### Short task
Copy out all lines that hold "sexuels".

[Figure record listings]
::::::::

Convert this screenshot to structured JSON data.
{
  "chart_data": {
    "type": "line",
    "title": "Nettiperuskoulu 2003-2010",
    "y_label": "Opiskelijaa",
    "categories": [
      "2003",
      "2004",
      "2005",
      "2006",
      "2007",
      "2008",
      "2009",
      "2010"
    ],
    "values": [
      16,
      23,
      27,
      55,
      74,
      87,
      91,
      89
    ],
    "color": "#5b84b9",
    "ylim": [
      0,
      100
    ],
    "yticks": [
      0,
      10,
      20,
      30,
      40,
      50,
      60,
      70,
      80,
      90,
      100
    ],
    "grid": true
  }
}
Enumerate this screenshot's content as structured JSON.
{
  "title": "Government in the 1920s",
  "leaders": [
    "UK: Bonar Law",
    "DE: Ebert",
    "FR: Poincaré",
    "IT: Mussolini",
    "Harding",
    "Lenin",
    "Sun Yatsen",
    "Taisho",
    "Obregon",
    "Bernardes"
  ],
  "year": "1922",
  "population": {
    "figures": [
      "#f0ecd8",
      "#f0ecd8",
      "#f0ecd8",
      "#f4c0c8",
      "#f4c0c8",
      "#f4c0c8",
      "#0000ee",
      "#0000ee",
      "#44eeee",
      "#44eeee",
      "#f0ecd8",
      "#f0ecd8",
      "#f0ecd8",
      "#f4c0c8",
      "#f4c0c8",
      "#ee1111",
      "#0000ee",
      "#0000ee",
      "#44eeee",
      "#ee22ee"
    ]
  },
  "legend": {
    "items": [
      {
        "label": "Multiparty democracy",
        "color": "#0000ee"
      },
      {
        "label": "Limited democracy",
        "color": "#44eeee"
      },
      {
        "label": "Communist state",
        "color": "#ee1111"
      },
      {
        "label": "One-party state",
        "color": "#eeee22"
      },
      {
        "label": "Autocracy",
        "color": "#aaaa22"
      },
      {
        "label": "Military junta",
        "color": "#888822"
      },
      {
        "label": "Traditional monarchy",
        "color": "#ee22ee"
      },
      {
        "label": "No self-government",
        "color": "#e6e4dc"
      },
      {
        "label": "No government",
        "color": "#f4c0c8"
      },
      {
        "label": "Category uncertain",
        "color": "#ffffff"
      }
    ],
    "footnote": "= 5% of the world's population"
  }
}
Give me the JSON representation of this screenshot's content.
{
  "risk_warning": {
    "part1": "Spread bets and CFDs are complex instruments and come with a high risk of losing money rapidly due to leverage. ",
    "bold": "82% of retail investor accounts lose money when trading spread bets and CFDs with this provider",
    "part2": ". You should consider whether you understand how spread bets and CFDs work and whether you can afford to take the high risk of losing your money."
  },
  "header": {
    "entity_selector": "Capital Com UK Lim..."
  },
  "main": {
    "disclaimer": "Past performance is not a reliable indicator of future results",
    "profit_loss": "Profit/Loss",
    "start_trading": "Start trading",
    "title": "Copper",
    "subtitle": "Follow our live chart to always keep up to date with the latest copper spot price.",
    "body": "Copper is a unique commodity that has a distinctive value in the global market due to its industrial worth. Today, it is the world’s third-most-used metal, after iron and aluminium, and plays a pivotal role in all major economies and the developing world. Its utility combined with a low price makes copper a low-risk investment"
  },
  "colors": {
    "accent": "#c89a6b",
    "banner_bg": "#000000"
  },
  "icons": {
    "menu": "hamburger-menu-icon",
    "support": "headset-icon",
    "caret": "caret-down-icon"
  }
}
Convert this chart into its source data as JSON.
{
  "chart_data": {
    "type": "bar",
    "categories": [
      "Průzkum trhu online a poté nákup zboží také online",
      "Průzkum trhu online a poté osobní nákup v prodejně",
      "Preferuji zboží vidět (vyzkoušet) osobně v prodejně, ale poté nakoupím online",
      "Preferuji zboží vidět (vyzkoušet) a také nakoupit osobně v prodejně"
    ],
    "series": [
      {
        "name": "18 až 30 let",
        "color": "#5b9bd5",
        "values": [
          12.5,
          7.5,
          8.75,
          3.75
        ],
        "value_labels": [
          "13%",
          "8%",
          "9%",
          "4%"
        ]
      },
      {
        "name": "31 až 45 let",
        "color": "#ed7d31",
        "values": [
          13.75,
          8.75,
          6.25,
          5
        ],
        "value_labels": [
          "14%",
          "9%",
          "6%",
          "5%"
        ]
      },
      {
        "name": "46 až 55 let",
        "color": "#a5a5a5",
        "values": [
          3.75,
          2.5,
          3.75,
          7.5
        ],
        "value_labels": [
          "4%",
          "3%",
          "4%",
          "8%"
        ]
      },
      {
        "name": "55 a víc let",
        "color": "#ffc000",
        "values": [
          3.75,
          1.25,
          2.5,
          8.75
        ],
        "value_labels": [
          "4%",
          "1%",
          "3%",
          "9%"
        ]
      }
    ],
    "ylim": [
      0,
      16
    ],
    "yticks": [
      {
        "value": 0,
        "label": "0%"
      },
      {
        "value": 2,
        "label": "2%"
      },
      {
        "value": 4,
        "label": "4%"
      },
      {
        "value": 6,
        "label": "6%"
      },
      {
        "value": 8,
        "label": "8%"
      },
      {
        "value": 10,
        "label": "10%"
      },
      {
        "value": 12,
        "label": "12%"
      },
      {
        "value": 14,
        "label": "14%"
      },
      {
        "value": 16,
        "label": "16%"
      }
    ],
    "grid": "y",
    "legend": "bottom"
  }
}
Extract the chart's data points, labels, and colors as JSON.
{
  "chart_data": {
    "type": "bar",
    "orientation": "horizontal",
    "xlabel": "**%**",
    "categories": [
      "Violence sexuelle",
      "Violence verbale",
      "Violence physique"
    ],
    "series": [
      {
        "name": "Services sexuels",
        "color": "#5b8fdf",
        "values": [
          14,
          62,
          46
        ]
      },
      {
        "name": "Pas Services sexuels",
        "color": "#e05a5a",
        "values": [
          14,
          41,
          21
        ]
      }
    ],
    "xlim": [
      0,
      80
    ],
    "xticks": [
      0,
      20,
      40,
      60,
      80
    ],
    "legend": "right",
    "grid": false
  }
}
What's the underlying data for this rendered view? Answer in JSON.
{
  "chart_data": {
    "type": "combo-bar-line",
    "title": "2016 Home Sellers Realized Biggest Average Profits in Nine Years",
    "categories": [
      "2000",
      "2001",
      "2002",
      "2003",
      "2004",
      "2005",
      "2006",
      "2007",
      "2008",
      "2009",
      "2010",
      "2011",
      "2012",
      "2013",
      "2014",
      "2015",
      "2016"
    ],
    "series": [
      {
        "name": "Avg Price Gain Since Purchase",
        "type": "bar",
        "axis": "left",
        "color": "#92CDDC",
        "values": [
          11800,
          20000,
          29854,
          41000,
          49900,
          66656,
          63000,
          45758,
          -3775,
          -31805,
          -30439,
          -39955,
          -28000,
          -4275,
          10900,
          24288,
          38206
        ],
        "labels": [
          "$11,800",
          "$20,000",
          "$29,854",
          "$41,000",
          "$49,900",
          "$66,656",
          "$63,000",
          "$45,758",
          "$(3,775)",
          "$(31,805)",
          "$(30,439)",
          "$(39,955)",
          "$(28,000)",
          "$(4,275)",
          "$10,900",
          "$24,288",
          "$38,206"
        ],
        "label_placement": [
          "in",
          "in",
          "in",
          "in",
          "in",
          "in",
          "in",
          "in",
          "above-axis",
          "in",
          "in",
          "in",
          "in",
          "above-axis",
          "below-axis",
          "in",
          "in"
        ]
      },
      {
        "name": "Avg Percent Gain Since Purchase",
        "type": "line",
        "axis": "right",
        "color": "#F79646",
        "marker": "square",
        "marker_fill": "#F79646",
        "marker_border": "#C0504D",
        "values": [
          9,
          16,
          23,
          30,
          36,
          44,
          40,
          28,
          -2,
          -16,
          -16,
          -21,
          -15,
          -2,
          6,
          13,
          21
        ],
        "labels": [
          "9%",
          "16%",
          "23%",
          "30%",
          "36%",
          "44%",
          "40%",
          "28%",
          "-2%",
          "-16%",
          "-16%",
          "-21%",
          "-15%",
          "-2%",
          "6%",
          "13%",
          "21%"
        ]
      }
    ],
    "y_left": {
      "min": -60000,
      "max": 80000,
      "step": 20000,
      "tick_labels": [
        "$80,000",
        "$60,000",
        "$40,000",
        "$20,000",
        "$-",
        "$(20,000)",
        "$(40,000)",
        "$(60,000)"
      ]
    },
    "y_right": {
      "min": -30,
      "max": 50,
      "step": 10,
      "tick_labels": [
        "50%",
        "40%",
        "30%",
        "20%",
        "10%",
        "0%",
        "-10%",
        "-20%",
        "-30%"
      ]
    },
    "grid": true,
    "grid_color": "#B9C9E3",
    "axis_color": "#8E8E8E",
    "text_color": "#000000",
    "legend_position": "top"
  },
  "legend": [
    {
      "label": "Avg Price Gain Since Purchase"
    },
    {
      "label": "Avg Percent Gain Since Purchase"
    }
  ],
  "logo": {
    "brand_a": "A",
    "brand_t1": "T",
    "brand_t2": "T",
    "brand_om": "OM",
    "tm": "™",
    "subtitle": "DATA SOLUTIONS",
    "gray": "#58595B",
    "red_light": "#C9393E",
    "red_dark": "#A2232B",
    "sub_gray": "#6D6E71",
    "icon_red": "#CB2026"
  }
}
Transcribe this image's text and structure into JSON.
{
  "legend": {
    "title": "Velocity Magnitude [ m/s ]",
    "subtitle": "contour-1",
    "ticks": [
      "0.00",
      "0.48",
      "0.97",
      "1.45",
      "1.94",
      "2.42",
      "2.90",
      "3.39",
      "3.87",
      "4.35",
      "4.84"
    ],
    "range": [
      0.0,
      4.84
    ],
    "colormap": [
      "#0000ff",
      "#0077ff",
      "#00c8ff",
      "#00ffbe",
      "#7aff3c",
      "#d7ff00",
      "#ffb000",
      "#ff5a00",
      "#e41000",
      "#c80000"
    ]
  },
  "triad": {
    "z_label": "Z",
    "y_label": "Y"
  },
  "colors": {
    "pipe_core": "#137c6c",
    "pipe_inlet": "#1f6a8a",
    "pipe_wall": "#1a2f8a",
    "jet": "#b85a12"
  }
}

::::::::

### Answer to this exercise
        "name": "Services sexuels",
        "name": "Pas Services sexuels",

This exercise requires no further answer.